--- START RECORDS FOR PROCESSING ---
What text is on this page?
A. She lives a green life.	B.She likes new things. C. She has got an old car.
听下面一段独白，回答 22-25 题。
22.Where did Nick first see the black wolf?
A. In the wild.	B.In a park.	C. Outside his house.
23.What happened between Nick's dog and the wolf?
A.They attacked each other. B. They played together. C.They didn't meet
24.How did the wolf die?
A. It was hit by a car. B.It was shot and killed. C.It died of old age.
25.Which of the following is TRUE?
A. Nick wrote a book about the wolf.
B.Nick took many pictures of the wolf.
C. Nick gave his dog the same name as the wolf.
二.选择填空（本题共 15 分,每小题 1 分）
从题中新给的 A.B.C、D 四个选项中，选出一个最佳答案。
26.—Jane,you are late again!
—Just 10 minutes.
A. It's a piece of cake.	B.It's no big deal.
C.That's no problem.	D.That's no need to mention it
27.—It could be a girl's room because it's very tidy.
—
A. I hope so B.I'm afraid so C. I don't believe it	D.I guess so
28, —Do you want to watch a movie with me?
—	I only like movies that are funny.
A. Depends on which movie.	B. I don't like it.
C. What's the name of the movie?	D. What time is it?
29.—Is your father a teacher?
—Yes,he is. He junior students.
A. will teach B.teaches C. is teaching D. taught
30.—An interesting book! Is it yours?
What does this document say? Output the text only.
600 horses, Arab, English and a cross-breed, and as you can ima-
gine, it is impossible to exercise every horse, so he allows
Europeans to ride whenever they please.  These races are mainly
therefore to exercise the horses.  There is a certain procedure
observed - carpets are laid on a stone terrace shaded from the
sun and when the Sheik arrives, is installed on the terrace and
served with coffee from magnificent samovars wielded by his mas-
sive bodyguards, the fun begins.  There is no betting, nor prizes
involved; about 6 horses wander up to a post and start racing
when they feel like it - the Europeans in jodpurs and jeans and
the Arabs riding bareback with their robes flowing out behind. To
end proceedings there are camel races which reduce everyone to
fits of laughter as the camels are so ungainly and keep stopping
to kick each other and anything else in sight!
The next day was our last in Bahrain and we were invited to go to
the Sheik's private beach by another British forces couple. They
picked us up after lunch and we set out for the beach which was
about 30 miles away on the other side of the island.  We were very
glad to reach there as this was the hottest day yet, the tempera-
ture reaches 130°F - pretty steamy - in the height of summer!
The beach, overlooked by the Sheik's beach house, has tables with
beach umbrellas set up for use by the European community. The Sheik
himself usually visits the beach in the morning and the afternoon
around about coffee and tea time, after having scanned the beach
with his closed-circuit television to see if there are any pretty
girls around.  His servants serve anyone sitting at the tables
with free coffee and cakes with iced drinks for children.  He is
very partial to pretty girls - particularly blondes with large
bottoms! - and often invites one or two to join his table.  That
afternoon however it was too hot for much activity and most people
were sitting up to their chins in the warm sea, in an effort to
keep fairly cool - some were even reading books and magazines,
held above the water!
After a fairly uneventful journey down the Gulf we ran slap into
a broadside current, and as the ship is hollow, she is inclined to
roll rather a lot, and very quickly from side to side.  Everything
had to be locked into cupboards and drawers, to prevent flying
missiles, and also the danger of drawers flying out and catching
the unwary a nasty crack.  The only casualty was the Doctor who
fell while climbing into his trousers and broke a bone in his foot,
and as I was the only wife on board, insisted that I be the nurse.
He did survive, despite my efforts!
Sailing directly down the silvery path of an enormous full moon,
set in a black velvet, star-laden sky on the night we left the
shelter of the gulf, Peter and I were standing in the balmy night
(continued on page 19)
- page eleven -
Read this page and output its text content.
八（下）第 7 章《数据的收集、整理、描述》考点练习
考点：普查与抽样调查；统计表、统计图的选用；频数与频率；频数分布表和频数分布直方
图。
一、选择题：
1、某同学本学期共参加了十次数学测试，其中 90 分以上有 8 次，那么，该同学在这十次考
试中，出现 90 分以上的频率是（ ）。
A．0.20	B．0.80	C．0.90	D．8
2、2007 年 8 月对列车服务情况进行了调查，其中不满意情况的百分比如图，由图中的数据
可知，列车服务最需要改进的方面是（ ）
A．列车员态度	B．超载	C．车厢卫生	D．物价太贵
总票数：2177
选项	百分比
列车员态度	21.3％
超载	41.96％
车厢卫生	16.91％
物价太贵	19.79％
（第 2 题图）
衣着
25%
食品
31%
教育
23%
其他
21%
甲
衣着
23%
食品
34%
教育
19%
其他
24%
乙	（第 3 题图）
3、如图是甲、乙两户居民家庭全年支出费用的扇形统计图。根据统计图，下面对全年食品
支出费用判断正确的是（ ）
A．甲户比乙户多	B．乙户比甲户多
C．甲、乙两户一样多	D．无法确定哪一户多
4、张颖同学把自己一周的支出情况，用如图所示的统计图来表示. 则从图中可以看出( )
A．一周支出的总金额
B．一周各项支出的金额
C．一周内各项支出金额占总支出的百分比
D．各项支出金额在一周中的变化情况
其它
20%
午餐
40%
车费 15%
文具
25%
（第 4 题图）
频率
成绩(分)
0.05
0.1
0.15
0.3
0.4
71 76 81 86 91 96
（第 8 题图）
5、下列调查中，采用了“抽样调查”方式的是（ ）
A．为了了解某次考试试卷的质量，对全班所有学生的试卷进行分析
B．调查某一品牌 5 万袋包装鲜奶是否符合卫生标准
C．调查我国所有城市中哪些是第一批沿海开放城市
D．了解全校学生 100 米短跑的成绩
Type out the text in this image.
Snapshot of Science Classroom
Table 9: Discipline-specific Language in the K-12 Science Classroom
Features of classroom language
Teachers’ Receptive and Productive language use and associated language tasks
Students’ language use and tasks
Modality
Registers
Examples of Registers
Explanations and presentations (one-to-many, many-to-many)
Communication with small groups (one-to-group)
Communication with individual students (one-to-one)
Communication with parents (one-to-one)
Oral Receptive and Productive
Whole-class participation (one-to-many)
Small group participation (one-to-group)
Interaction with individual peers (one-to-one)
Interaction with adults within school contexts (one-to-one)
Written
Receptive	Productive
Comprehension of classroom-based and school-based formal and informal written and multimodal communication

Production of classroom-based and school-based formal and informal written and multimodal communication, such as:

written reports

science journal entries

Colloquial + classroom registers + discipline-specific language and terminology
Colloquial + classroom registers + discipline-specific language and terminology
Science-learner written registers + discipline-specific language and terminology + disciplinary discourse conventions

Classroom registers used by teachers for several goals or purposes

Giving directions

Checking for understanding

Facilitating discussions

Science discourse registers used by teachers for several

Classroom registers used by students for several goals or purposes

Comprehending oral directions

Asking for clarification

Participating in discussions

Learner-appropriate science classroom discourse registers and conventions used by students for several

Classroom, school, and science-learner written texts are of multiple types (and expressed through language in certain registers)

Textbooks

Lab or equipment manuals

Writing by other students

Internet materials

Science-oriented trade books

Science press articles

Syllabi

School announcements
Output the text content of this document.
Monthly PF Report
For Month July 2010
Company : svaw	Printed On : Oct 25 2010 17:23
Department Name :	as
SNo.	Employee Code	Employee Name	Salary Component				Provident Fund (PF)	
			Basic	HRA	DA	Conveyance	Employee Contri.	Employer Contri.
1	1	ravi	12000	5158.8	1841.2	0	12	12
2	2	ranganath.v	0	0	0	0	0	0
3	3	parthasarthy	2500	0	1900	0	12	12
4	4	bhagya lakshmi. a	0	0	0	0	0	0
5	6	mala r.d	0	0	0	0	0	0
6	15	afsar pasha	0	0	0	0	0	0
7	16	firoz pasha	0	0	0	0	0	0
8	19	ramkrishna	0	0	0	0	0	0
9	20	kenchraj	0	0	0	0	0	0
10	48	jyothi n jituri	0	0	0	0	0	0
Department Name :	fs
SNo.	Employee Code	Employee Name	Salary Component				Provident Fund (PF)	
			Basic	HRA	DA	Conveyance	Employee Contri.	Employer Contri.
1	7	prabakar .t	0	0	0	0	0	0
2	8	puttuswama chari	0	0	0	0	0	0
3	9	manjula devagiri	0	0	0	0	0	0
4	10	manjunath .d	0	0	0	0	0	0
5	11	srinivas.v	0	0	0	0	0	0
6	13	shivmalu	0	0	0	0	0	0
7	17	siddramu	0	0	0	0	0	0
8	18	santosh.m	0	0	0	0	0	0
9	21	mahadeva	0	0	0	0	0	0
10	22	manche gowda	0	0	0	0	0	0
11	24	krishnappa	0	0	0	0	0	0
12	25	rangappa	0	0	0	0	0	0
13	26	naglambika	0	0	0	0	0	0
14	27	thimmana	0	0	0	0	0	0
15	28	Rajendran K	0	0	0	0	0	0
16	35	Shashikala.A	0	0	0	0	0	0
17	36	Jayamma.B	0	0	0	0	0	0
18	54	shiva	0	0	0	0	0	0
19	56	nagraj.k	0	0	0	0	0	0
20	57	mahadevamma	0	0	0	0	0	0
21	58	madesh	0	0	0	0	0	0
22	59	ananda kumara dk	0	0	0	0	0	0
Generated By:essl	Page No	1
--- END RECORDS FOR PROCESSING ---
Give the number of lines in the entries that include the string "around", and nothing more.

2